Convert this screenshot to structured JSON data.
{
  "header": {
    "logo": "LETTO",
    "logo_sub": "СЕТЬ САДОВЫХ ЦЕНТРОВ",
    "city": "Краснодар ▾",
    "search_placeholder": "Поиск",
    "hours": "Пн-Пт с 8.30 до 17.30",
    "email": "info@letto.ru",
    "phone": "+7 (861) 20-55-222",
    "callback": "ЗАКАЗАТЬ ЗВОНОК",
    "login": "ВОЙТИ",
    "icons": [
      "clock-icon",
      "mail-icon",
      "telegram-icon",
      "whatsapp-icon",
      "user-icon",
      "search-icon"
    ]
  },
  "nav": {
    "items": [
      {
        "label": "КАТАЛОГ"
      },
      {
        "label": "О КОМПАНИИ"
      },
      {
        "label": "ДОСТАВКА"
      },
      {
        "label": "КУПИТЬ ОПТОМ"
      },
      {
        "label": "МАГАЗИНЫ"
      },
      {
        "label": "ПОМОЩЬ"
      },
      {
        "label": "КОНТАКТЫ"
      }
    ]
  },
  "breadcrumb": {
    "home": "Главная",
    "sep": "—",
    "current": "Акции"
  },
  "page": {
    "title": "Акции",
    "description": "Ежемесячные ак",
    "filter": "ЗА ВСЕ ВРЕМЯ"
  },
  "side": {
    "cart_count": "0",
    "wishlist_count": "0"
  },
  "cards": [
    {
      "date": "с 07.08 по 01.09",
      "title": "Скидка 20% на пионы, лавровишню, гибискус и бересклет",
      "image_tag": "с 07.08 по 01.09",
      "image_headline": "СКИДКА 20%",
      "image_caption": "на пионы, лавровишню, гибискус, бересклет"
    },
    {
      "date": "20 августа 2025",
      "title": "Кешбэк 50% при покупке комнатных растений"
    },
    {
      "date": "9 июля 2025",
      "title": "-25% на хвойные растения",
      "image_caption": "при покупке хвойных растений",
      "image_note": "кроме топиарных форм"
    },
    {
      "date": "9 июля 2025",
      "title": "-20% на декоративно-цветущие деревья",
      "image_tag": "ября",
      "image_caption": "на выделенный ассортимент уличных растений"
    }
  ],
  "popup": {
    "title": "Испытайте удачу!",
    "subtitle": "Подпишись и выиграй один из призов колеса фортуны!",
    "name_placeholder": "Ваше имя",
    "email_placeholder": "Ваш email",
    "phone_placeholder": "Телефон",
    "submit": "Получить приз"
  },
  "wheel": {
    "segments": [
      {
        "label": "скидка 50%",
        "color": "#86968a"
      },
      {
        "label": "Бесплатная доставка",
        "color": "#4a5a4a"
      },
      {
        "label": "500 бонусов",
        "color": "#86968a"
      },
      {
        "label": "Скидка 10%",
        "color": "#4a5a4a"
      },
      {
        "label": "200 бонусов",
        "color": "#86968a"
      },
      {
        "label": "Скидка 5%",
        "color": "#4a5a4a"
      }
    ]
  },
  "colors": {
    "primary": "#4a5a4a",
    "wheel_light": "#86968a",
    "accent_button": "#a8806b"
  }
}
——
→ Task statement: Extract all of the material exactly as it is written.

→ Response for this exercise:
Convert this screenshot to structured JSON data.
{
  "header": {
    "logo": "LETTO",
    "logo_sub": "СЕТЬ САДОВЫХ ЦЕНТРОВ",
    "city": "Краснодар ▾",
    "search_placeholder": "Поиск",
    "hours": "Пн-Пт с 8.30 до 17.30",
    "email": "info@letto.ru",
    "phone": "+7 (861) 20-55-222",
    "callback": "ЗАКАЗАТЬ ЗВОНОК",
    "login": "ВОЙТИ",
    "icons": [
      "clock-icon",
      "mail-icon",
      "telegram-icon",
      "whatsapp-icon",
      "user-icon",
      "search-icon"
    ]
  },
  "nav": {
    "items": [
      {
        "label": "КАТАЛОГ"
      },
      {
        "label": "О КОМПАНИИ"
      },
      {
        "label": "ДОСТАВКА"
      },
      {
        "label": "КУПИТЬ ОПТОМ"
      },
      {
        "label": "МАГАЗИНЫ"
      },
      {
        "label": "ПОМОЩЬ"
      },
      {
        "label": "КОНТАКТЫ"
      }
    ]
  },
  "breadcrumb": {
    "home": "Главная",
    "sep": "—",
    "current": "Акции"
  },
  "page": {
    "title": "Акции",
    "description": "Ежемесячные ак",
    "filter": "ЗА ВСЕ ВРЕМЯ"
  },
  "side": {
    "cart_count": "0",
    "wishlist_count": "0"
  },
  "cards": [
    {
      "date": "с 07.08 по 01.09",
      "title": "Скидка 20% на пионы, лавровишню, гибискус и бересклет",
      "image_tag": "с 07.08 по 01.09",
      "image_headline": "СКИДКА 20%",
      "image_caption": "на пионы, лавровишню, гибискус, бересклет"
    },
    {
      "date": "20 августа 2025",
      "title": "Кешбэк 50% при покупке комнатных растений"
    },
    {
      "date": "9 июля 2025",
      "title": "-25% на хвойные растения",
      "image_caption": "при покупке хвойных растений",
      "image_note": "кроме топиарных форм"
    },
    {
      "date": "9 июля 2025",
      "title": "-20% на декоративно-цветущие деревья",
      "image_tag": "ября",
      "image_caption": "на выделенный ассортимент уличных растений"
    }
  ],
  "popup": {
    "title": "Испытайте удачу!",
    "subtitle": "Подпишись и выиграй один из призов колеса фортуны!",
    "name_placeholder": "Ваше имя",
    "email_placeholder": "Ваш email",
    "phone_placeholder": "Телефон",
    "submit": "Получить приз"
  },
  "wheel": {
    "segments": [
      {
        "label": "скидка 50%",
        "color": "#86968a"
      },
      {
        "label": "Бесплатная доставка",
        "color": "#4a5a4a"
      },
      {
        "label": "500 бонусов",
        "color": "#86968a"
      },
      {
        "label": "Скидка 10%",
        "color": "#4a5a4a"
      },
      {
        "label": "200 бонусов",
        "color": "#86968a"
      },
      {
        "label": "Скидка 5%",
        "color": "#4a5a4a"
      }
    ]
  },
  "colors": {
    "primary": "#4a5a4a",
    "wheel_light": "#86968a",
    "accent_button": "#a8806b"
  }
}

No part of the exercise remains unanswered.